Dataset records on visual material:
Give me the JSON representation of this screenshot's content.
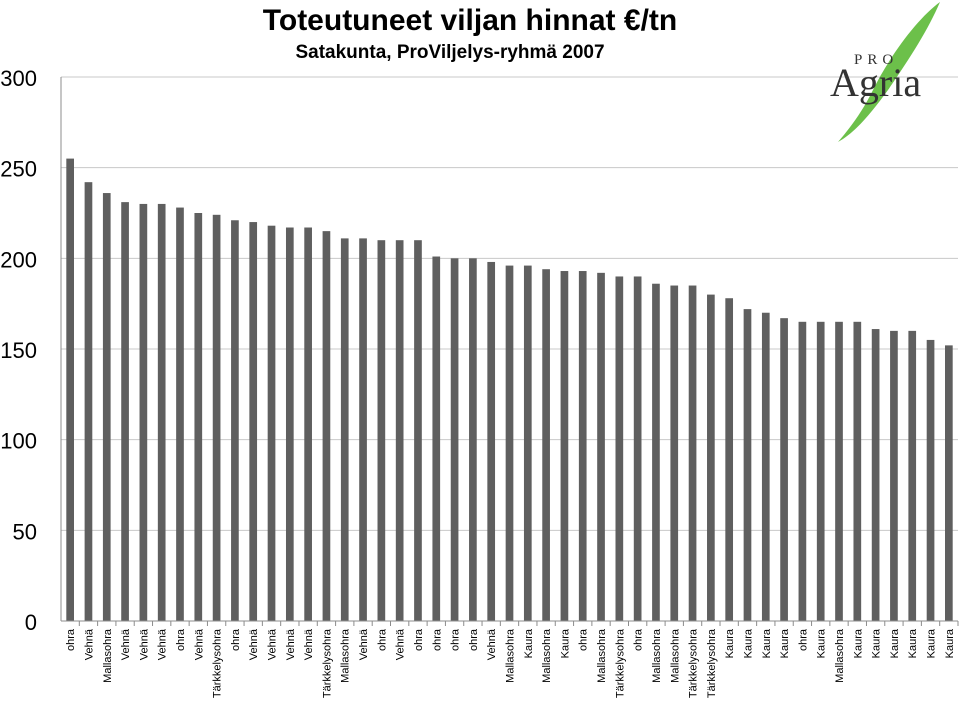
{
  "logo": {
    "pro_text": "PRO",
    "brand_text": "Agria",
    "leaf_color": "#6cc04a"
  },
  "chart_data": {
    "type": "bar",
    "title": "Toteutuneet viljan hinnat €/tn",
    "subtitle": "Satakunta, ProViljelys-ryhmä 2007",
    "xlabel": "",
    "ylabel": "",
    "ylim": [
      0,
      300
    ],
    "yticks": [
      0,
      50,
      100,
      150,
      200,
      250,
      300
    ],
    "grid": true,
    "legend": "none",
    "bar_color": "#5f5f5f",
    "categories": [
      "ohra",
      "Vehnä",
      "Mallasohra",
      "Vehnä",
      "Vehnä",
      "Vehnä",
      "ohra",
      "Vehnä",
      "Tärkkelysohra",
      "ohra",
      "Vehnä",
      "Vehnä",
      "Vehnä",
      "Vehnä",
      "Tärkkelysohra",
      "Mallasohra",
      "Vehnä",
      "ohra",
      "Vehnä",
      "ohra",
      "ohra",
      "ohra",
      "ohra",
      "Vehnä",
      "Mallasohra",
      "Kaura",
      "Mallasohra",
      "Kaura",
      "ohra",
      "Mallasohra",
      "Tärkkelysohra",
      "ohra",
      "Mallasohra",
      "Mallasohra",
      "Tärkkelysohra",
      "Tärkkelysohra",
      "Kaura",
      "Kaura",
      "Kaura",
      "Kaura",
      "ohra",
      "Kaura",
      "Mallasohra",
      "Kaura",
      "Kaura",
      "Kaura",
      "Kaura",
      "Kaura",
      "Kaura"
    ],
    "values": [
      255,
      242,
      236,
      231,
      230,
      230,
      228,
      225,
      224,
      221,
      220,
      218,
      217,
      217,
      215,
      211,
      211,
      210,
      210,
      210,
      201,
      200,
      200,
      198,
      196,
      196,
      194,
      193,
      193,
      192,
      190,
      190,
      186,
      185,
      185,
      180,
      178,
      172,
      170,
      167,
      165,
      165,
      165,
      165,
      161,
      160,
      160,
      155,
      152
    ]
  }
}
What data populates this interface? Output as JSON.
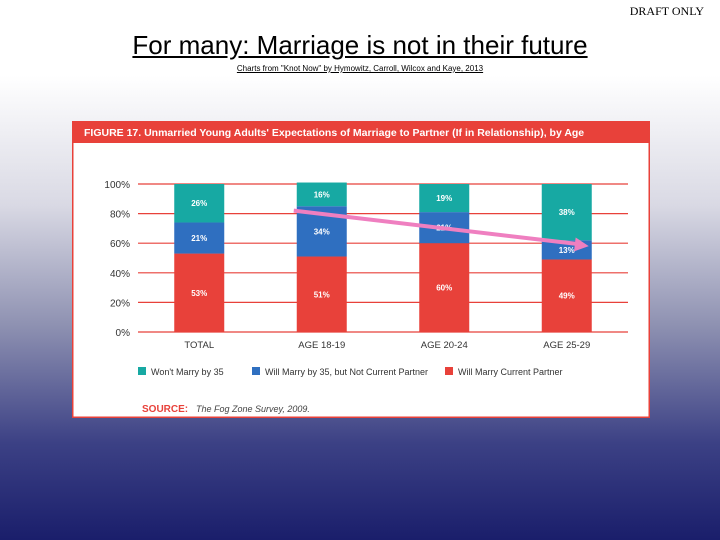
{
  "watermark": "DRAFT ONLY",
  "title": "For many: Marriage is not in their future",
  "subtitle": "Charts from \"Knot Now\" by Hymowitz, Carroll, Wilcox and Kaye, 2013",
  "colors": {
    "header": "#e8413a",
    "border": "#e8413a",
    "wont_marry": "#17a9a3",
    "not_current": "#2f6fc0",
    "current": "#e8413a",
    "arrow": "#ef7fc0",
    "source_label": "#e8413a"
  },
  "chart_data": {
    "type": "bar",
    "stacked": true,
    "title": "FIGURE 17. Unmarried Young Adults' Expectations of Marriage to Partner (If in Relationship), by Age",
    "categories": [
      "TOTAL",
      "AGE 18-19",
      "AGE 20-24",
      "AGE 25-29"
    ],
    "series": [
      {
        "name": "Will Marry Current Partner",
        "values": [
          53,
          51,
          60,
          49
        ],
        "labels": [
          "53%",
          "51%",
          "60%",
          "49%"
        ]
      },
      {
        "name": "Will Marry by 35, but Not Current Partner",
        "values": [
          21,
          34,
          21,
          13
        ],
        "labels": [
          "21%",
          "34%",
          "21%",
          "13%"
        ]
      },
      {
        "name": "Won't Marry by 35",
        "values": [
          26,
          16,
          19,
          38
        ],
        "labels": [
          "26%",
          "16%",
          "19%",
          "38%"
        ]
      }
    ],
    "legend_order": [
      "Won't Marry by 35",
      "Will Marry by 35, but Not Current Partner",
      "Will Marry Current Partner"
    ],
    "yticks": [
      "0%",
      "20%",
      "40%",
      "60%",
      "80%",
      "100%"
    ],
    "ylim": [
      0,
      100
    ],
    "grid": true,
    "legend_position": "bottom",
    "source_label": "SOURCE:",
    "source_text": "The Fog Zone Survey, 2009.",
    "annotation": {
      "type": "arrow",
      "from_category": "AGE 18-19",
      "to_category": "AGE 25-29",
      "from_value": 82,
      "to_value": 58
    }
  }
}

GOAL: Pull every line containing the word "this" out of the material.

EXPECTED ANSWER:
Give me the JSON representation of this screenshot's content.
What data populates this interface? Output as JSON.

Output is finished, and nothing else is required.